(Raw material)
Begin
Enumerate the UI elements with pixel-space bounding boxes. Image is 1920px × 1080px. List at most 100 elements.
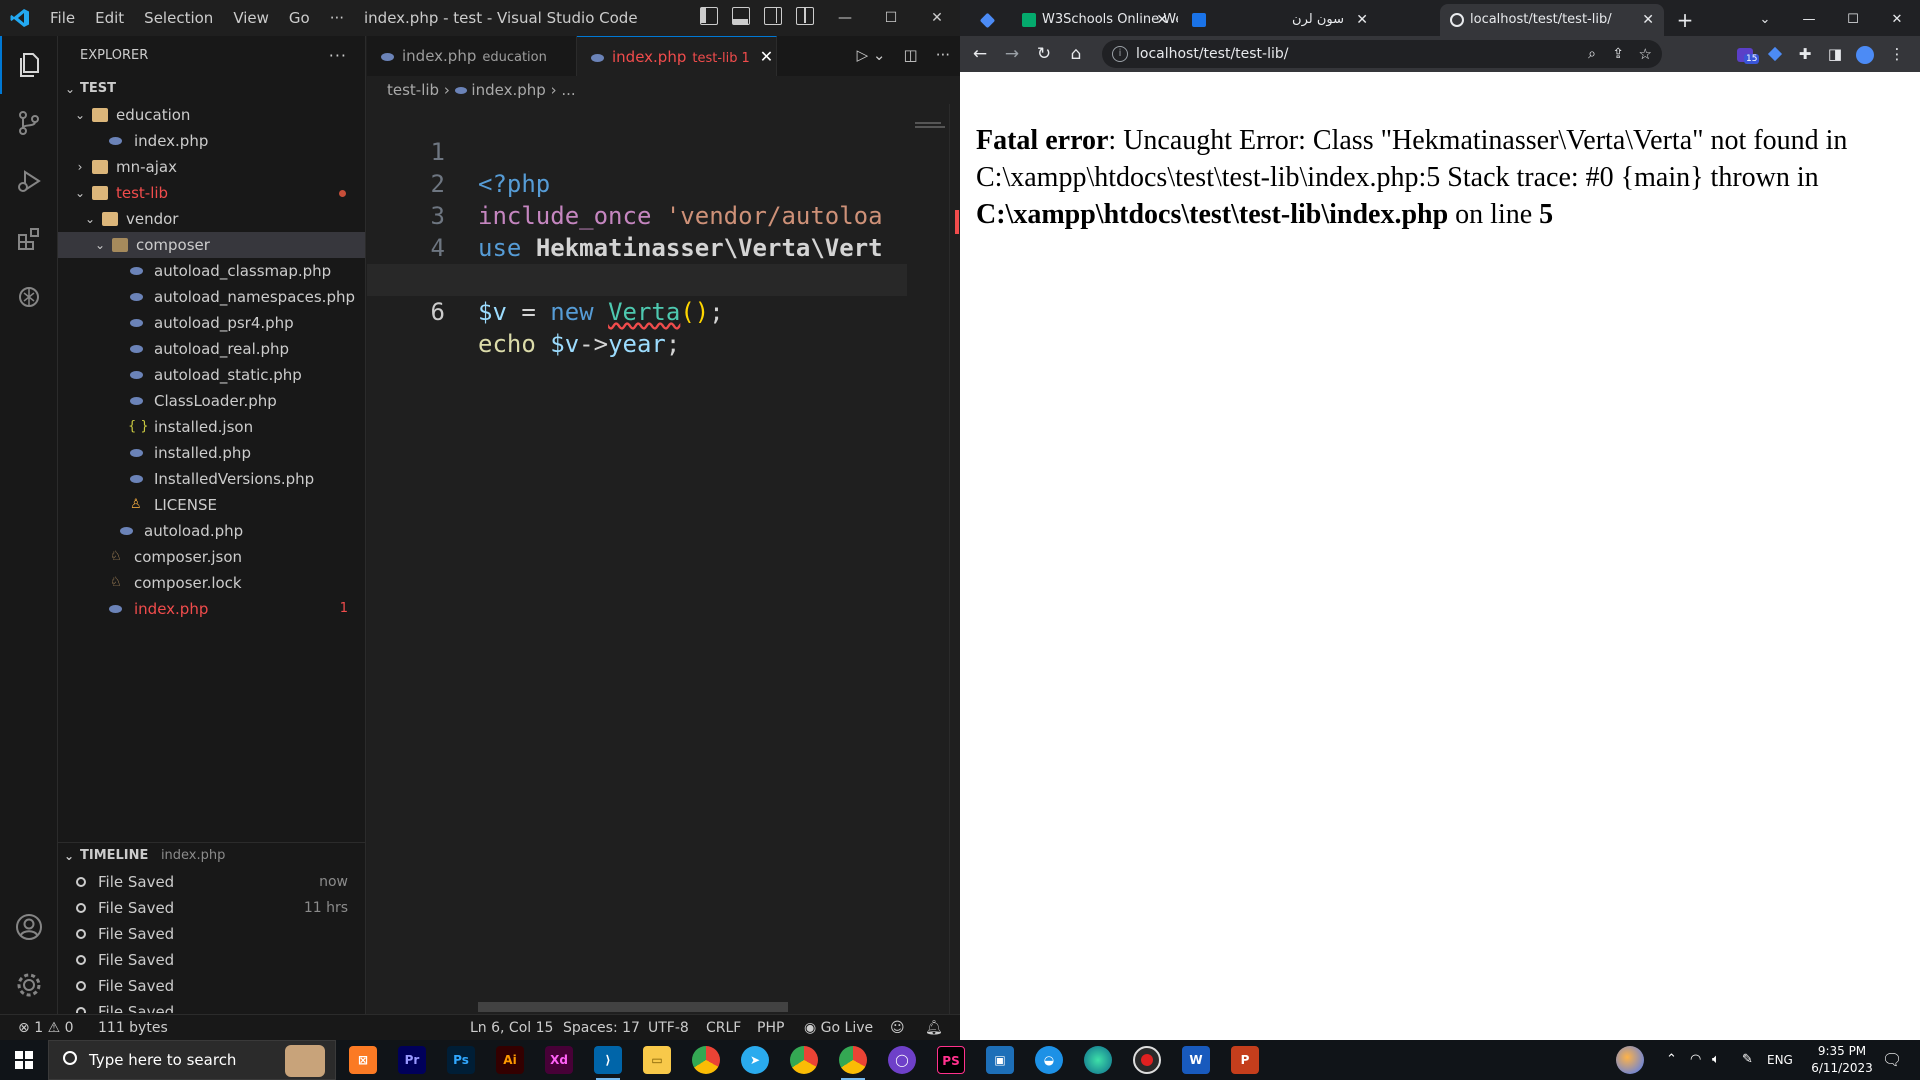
minimize-icon[interactable]: — [1794,4,1824,36]
close-tab-icon[interactable]: ✕ [1642,4,1654,36]
editor-more-icon[interactable]: ··· [936,46,950,64]
notification-center-icon[interactable]: 🗨︎ [1882,1040,1902,1080]
tree-file[interactable]: ♘ composer.lock [58,570,365,596]
chrome-menu-icon[interactable]: ⋮ [1882,36,1912,72]
tree-file-education-index[interactable]: index.php [58,128,365,154]
menu-view[interactable]: View [223,0,279,36]
pinned-tab[interactable] [968,4,1008,36]
tree-folder-mn-ajax[interactable]: › mn-ajax [58,154,365,180]
file-explorer-app-icon[interactable]: ▭ [643,1046,671,1074]
diamond-extension-icon[interactable] [1760,36,1790,72]
tree-file[interactable]: ♘ composer.json [58,544,365,570]
chrome-tab-localhost[interactable]: localhost/test/test-lib/ ✕ [1440,4,1664,36]
home-icon[interactable]: ⌂ [1060,36,1092,72]
xd-app-icon[interactable]: Xd [545,1046,573,1074]
language-mode[interactable]: PHP [757,1015,784,1040]
toggle-panel-icon[interactable] [732,7,750,25]
cursor-position[interactable]: Ln 6, Col 15 [470,1015,553,1040]
feedback-icon[interactable]: ☺ [890,1015,905,1040]
toggle-sidebar-icon[interactable] [700,7,718,25]
maximize-icon[interactable]: ☐ [1838,4,1868,36]
chatgpt-extension-icon[interactable] [0,268,58,326]
photoshop-app-icon[interactable]: Ps [447,1046,475,1074]
network-icon[interactable]: ◠ [1690,1040,1701,1080]
menu-file[interactable]: File [40,0,85,36]
volume-icon[interactable]: 🔈︎ [1712,1040,1720,1080]
menu-edit[interactable]: Edit [85,0,134,36]
forward-arrow-icon[interactable]: → [996,36,1028,72]
menu-more[interactable]: ··· [320,0,354,36]
phpstorm-app-icon[interactable]: PS [937,1046,965,1074]
tree-file[interactable]: InstalledVersions.php [58,466,365,492]
tree-file[interactable]: installed.php [58,440,365,466]
toggle-secondary-sidebar-icon[interactable] [764,7,782,25]
timeline-item[interactable]: File Saved [58,921,365,947]
minimize-icon[interactable]: — [822,0,868,36]
go-live-button[interactable]: ◉ Go Live [804,1015,873,1040]
close-tab-icon[interactable]: ✕ [760,47,773,66]
zoom-icon[interactable]: ⌕ [1588,40,1596,68]
tab-education-index[interactable]: index.php education [367,36,577,76]
illustrator-app-icon[interactable]: Ai [496,1046,524,1074]
close-window-icon[interactable]: ✕ [1882,4,1912,36]
weather-icon[interactable] [1616,1046,1644,1074]
breadcrumb-folder[interactable]: test-lib [387,81,439,99]
extensions-puzzle-icon[interactable]: ✚ [1790,36,1820,72]
pen-icon[interactable]: ✎ [1742,1040,1753,1080]
close-window-icon[interactable]: ✕ [914,0,960,36]
tree-file[interactable]: ♙ LICENSE [58,492,365,518]
tree-file[interactable]: autoload_static.php [58,362,365,388]
tree-file[interactable]: autoload_real.php [58,336,365,362]
split-editor-icon[interactable]: ◫ [904,46,918,64]
tree-file[interactable]: ClassLoader.php [58,388,365,414]
back-arrow-icon[interactable]: ← [964,36,996,72]
virtualbox-app-icon[interactable]: ▣ [986,1046,1014,1074]
timeline-item[interactable]: File Saved [58,947,365,973]
run-debug-icon[interactable] [0,152,58,210]
horizontal-scrollbar[interactable] [478,1002,788,1012]
profile-avatar[interactable] [1850,36,1880,72]
powerpoint-app-icon[interactable]: P [1231,1046,1259,1074]
chrome-app-icon[interactable] [692,1046,720,1074]
taskbar-search[interactable]: Type here to search [48,1040,336,1080]
explorer-more-icon[interactable]: ··· [329,36,347,76]
minimap[interactable] [907,104,960,1014]
code-editor[interactable]: 1 <?php 2 include_once 'vendor/autoloa 3… [367,104,907,358]
timeline-item[interactable]: File Saved [58,973,365,999]
site-info-icon[interactable]: i [1112,46,1128,62]
run-code-icon[interactable]: ▷ ⌄ [857,46,886,64]
settings-gear-icon[interactable] [0,956,58,1014]
tree-file[interactable]: autoload_namespaces.php [58,284,365,310]
chrome-active-app-icon[interactable] [839,1046,867,1080]
tree-folder-test-lib[interactable]: ⌄ test-lib [58,180,365,206]
workspace-root[interactable]: ⌄ TEST [58,76,365,102]
recorder-app-icon[interactable] [1133,1046,1161,1074]
close-tab-icon[interactable]: ✕ [1156,4,1168,36]
timeline-item[interactable]: File Saved now [58,869,365,895]
url-text[interactable]: localhost/test/test-lib/ [1136,40,1288,68]
notifications-bell-icon[interactable]: 🔔︎ [925,1015,943,1040]
menu-go[interactable]: Go [279,0,320,36]
github-app-icon[interactable]: ◯ [888,1046,916,1074]
menu-selection[interactable]: Selection [134,0,223,36]
explorer-icon[interactable] [0,36,58,94]
tree-file-test-lib-index[interactable]: index.php 1 [58,596,365,622]
indentation[interactable]: Spaces: 17 [563,1015,640,1040]
reload-icon[interactable]: ↻ [1028,36,1060,72]
tree-folder-composer[interactable]: ⌄ composer [58,232,365,258]
line-endings[interactable]: CRLF [706,1015,741,1040]
address-bar[interactable]: i localhost/test/test-lib/ ⌕ ⇪ ☆ [1102,40,1662,68]
breadcrumb-file[interactable]: index.php [471,81,545,99]
premiere-app-icon[interactable]: Pr [398,1046,426,1074]
edge-app-icon[interactable] [1084,1046,1112,1074]
vscode-app-icon[interactable]: ⟩ [594,1046,622,1080]
tree-file[interactable]: autoload_psr4.php [58,310,365,336]
extension-icon[interactable]: 15 [1730,36,1760,72]
breadcrumb-symbols[interactable]: ... [561,81,575,99]
accounts-icon[interactable] [0,898,58,956]
tab-test-lib-index[interactable]: index.php test-lib 1 ✕ [577,36,777,76]
timeline-item[interactable]: File Saved [58,999,365,1013]
source-control-icon[interactable] [0,94,58,152]
chrome-tab-w3schools[interactable]: W3Schools Online Web Tuto ✕ [1012,4,1178,36]
close-tab-icon[interactable]: ✕ [1356,4,1368,36]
End
**EXERCISE OBJECTIVE**
Please copy every line of the material above exactly, but leave the pictures out.

**RESPONSE TO THE EXERCISE**
Enumerate the UI elements with pixel-space bounding boxes. Image is 1920px × 1080px. List at most 100 elements.
minimize-icon[interactable]: — [1794,4,1824,36]
close-tab-icon[interactable]: ✕ [1642,4,1654,36]
editor-more-icon[interactable]: ··· [936,46,950,64]
notification-center-icon[interactable]: 🗨︎ [1882,1040,1902,1080]
tree-file[interactable]: ♘ composer.lock [58,570,365,596]
chrome-menu-icon[interactable]: ⋮ [1882,36,1912,72]
tree-file-education-index[interactable]: index.php [58,128,365,154]
menu-view[interactable]: View [223,0,279,36]
pinned-tab[interactable] [968,4,1008,36]
tree-folder-mn-ajax[interactable]: › mn-ajax [58,154,365,180]
file-explorer-app-icon[interactable]: ▭ [643,1046,671,1074]
diamond-extension-icon[interactable] [1760,36,1790,72]
tree-file[interactable]: ♘ composer.json [58,544,365,570]
chrome-tab-localhost[interactable]: localhost/test/test-lib/ ✕ [1440,4,1664,36]
home-icon[interactable]: ⌂ [1060,36,1092,72]
xd-app-icon[interactable]: Xd [545,1046,573,1074]
language-mode[interactable]: PHP [757,1015,784,1040]
toggle-panel-icon[interactable] [732,7,750,25]
cursor-position[interactable]: Ln 6, Col 15 [470,1015,553,1040]
feedback-icon[interactable]: ☺ [890,1015,905,1040]
toggle-sidebar-icon[interactable] [700,7,718,25]
maximize-icon[interactable]: ☐ [1838,4,1868,36]
chatgpt-extension-icon[interactable] [0,268,58,326]
photoshop-app-icon[interactable]: Ps [447,1046,475,1074]
network-icon[interactable]: ◠ [1690,1040,1701,1080]
menu-file[interactable]: File [40,0,85,36]
volume-icon[interactable]: 🔈︎ [1712,1040,1720,1080]
menu-edit[interactable]: Edit [85,0,134,36]
forward-arrow-icon[interactable]: → [996,36,1028,72]
menu-more[interactable]: ··· [320,0,354,36]
phpstorm-app-icon[interactable]: PS [937,1046,965,1074]
tree-file[interactable]: InstalledVersions.php [58,466,365,492]
tree-file[interactable]: installed.php [58,440,365,466]
toggle-secondary-sidebar-icon[interactable] [764,7,782,25]
timeline-item[interactable]: File Saved [58,921,365,947]
minimize-icon[interactable]: — [822,0,868,36]
go-live-button[interactable]: ◉ Go Live [804,1015,873,1040]
close-tab-icon[interactable]: ✕ [760,47,773,66]
zoom-icon[interactable]: ⌕ [1588,40,1596,68]
tab-education-index[interactable]: index.php education [367,36,577,76]
illustrator-app-icon[interactable]: Ai [496,1046,524,1074]
close-window-icon[interactable]: ✕ [1882,4,1912,36]
weather-icon[interactable] [1616,1046,1644,1074]
breadcrumb-folder[interactable]: test-lib [387,81,439,99]
extensions-puzzle-icon[interactable]: ✚ [1790,36,1820,72]
pen-icon[interactable]: ✎ [1742,1040,1753,1080]
close-window-icon[interactable]: ✕ [914,0,960,36]
tree-file[interactable]: ♙ LICENSE [58,492,365,518]
tree-file[interactable]: autoload_static.php [58,362,365,388]
tree-file[interactable]: autoload_real.php [58,336,365,362]
split-editor-icon[interactable]: ◫ [904,46,918,64]
tree-file[interactable]: ClassLoader.php [58,388,365,414]
back-arrow-icon[interactable]: ← [964,36,996,72]
virtualbox-app-icon[interactable]: ▣ [986,1046,1014,1074]
timeline-item[interactable]: File Saved [58,947,365,973]
run-debug-icon[interactable] [0,152,58,210]
horizontal-scrollbar[interactable] [478,1002,788,1012]
profile-avatar[interactable] [1850,36,1880,72]
powerpoint-app-icon[interactable]: P [1231,1046,1259,1074]
chrome-app-icon[interactable] [692,1046,720,1074]
taskbar-search[interactable]: Type here to search [48,1040,336,1080]
explorer-more-icon[interactable]: ··· [329,36,347,76]
minimap[interactable] [907,104,960,1014]
code-editor[interactable]: 1 <?php 2 include_once 'vendor/autoloa 3… [367,104,907,358]
timeline-item[interactable]: File Saved [58,973,365,999]
site-info-icon[interactable]: i [1112,46,1128,62]
run-code-icon[interactable]: ▷ ⌄ [857,46,886,64]
settings-gear-icon[interactable] [0,956,58,1014]
tree-file[interactable]: autoload_namespaces.php [58,284,365,310]
chrome-active-app-icon[interactable] [839,1046,867,1080]
tree-folder-test-lib[interactable]: ⌄ test-lib [58,180,365,206]
workspace-root[interactable]: ⌄ TEST [58,76,365,102]
recorder-app-icon[interactable] [1133,1046,1161,1074]
close-tab-icon[interactable]: ✕ [1156,4,1168,36]
timeline-item[interactable]: File Saved now [58,869,365,895]
url-text[interactable]: localhost/test/test-lib/ [1136,40,1288,68]
notifications-bell-icon[interactable]: 🔔︎ [925,1015,943,1040]
menu-go[interactable]: Go [279,0,320,36]
github-app-icon[interactable]: ◯ [888,1046,916,1074]
menu-selection[interactable]: Selection [134,0,223,36]
explorer-icon[interactable] [0,36,58,94]
tree-file-test-lib-index[interactable]: index.php 1 [58,596,365,622]
indentation[interactable]: Spaces: 17 [563,1015,640,1040]
reload-icon[interactable]: ↻ [1028,36,1060,72]
tree-folder-composer[interactable]: ⌄ composer [58,232,365,258]
line-endings[interactable]: CRLF [706,1015,741,1040]
address-bar[interactable]: i localhost/test/test-lib/ ⌕ ⇪ ☆ [1102,40,1662,68]
breadcrumb-file[interactable]: index.php [471,81,545,99]
premiere-app-icon[interactable]: Pr [398,1046,426,1074]
edge-app-icon[interactable] [1084,1046,1112,1074]
vscode-app-icon[interactable]: ⟩ [594,1046,622,1080]
tree-file[interactable]: autoload_psr4.php [58,310,365,336]
extension-icon[interactable]: 15 [1730,36,1760,72]
breadcrumb-symbols[interactable]: ... [561,81,575,99]
accounts-icon[interactable] [0,898,58,956]
tab-test-lib-index[interactable]: index.php test-lib 1 ✕ [577,36,777,76]
timeline-item[interactable]: File Saved [58,999,365,1013]
source-control-icon[interactable] [0,94,58,152]
chrome-tab-w3schools[interactable]: W3Schools Online Web Tuto ✕ [1012,4,1178,36]
close-tab-icon[interactable]: ✕ [1356,4,1368,36]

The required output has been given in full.